=== Aim of the exercise ===
Without the pictures, reproduce the records that follow exactly.

==*==

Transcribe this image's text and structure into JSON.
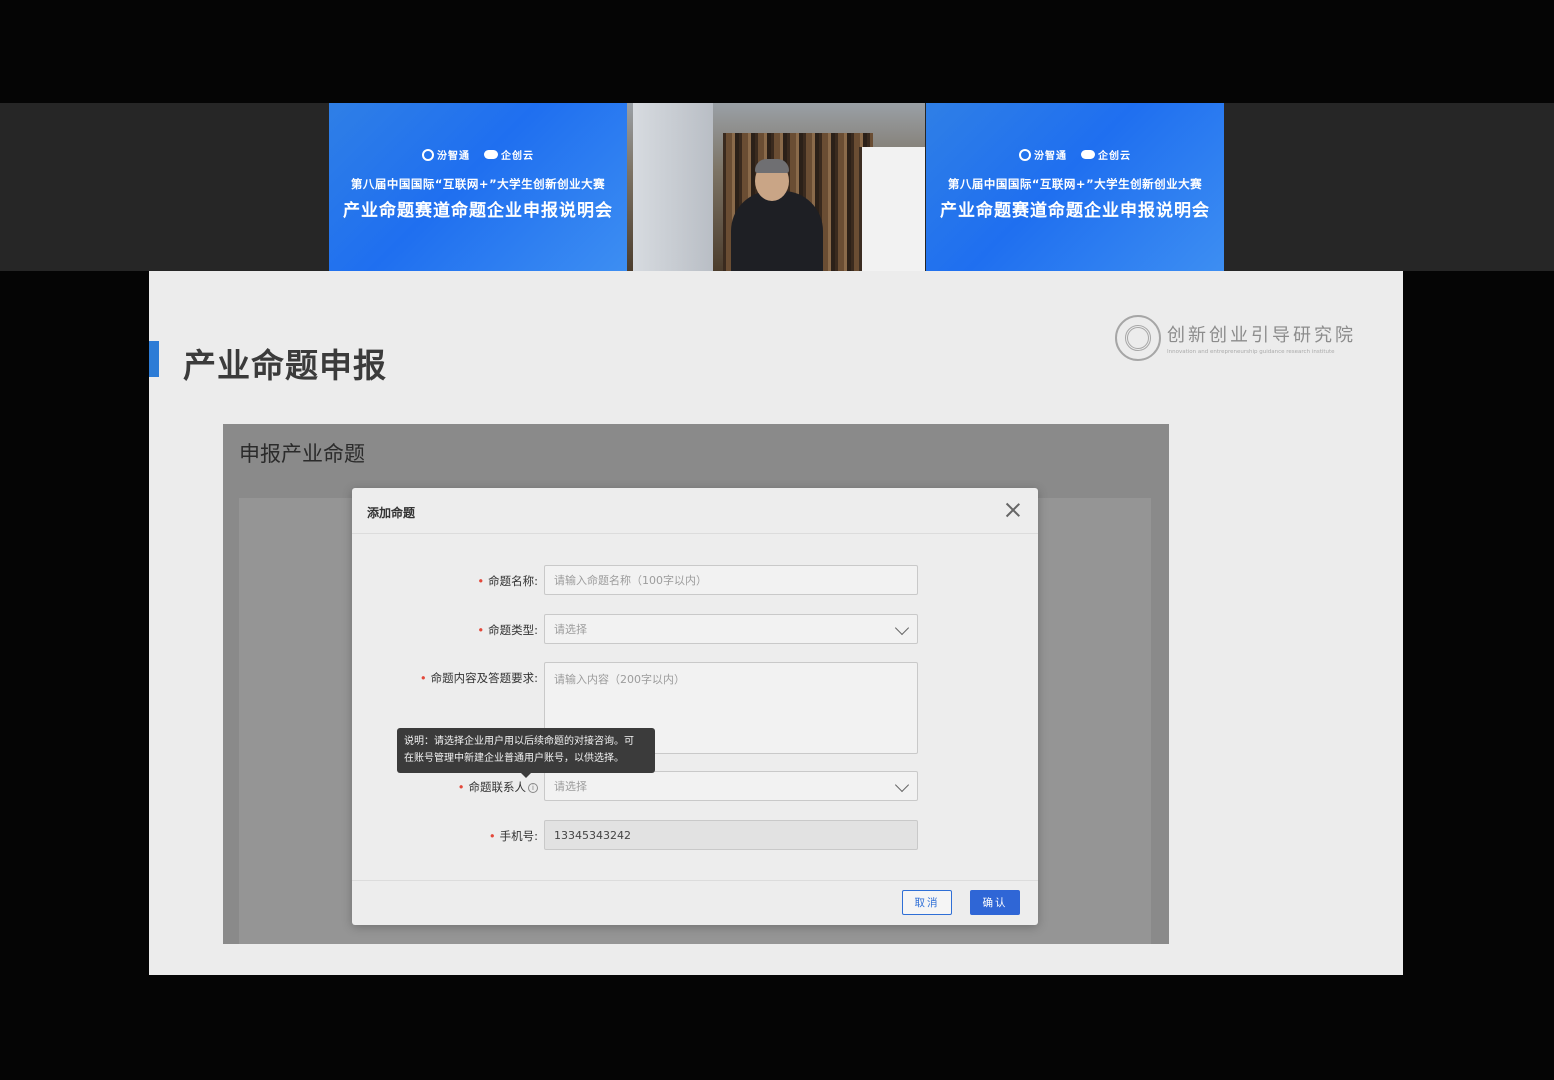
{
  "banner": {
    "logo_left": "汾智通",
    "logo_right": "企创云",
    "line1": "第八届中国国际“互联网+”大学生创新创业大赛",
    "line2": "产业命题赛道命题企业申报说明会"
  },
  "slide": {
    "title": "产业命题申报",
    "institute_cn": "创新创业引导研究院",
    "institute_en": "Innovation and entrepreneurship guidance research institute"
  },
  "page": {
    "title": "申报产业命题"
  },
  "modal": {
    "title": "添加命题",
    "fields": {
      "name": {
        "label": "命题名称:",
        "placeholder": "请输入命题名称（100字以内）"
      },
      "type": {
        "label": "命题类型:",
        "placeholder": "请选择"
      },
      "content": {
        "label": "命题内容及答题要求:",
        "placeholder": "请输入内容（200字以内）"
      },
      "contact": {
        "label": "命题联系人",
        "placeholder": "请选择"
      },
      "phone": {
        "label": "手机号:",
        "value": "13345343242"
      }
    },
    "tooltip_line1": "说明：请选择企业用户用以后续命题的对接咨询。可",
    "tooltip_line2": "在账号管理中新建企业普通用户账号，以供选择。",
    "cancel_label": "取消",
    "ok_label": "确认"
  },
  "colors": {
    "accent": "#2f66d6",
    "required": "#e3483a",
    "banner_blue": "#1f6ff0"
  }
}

==*==

=== Reply ===
Transcribe this image's text and structure into JSON.
{
  "banner": {
    "logo_left": "汾智通",
    "logo_right": "企创云",
    "line1": "第八届中国国际“互联网+”大学生创新创业大赛",
    "line2": "产业命题赛道命题企业申报说明会"
  },
  "slide": {
    "title": "产业命题申报",
    "institute_cn": "创新创业引导研究院",
    "institute_en": "Innovation and entrepreneurship guidance research institute"
  },
  "page": {
    "title": "申报产业命题"
  },
  "modal": {
    "title": "添加命题",
    "fields": {
      "name": {
        "label": "命题名称:",
        "placeholder": "请输入命题名称（100字以内）"
      },
      "type": {
        "label": "命题类型:",
        "placeholder": "请选择"
      },
      "content": {
        "label": "命题内容及答题要求:",
        "placeholder": "请输入内容（200字以内）"
      },
      "contact": {
        "label": "命题联系人",
        "placeholder": "请选择"
      },
      "phone": {
        "label": "手机号:",
        "value": "13345343242"
      }
    },
    "tooltip_line1": "说明：请选择企业用户用以后续命题的对接咨询。可",
    "tooltip_line2": "在账号管理中新建企业普通用户账号，以供选择。",
    "cancel_label": "取消",
    "ok_label": "确认"
  },
  "colors": {
    "accent": "#2f66d6",
    "required": "#e3483a",
    "banner_blue": "#1f6ff0"
  }
}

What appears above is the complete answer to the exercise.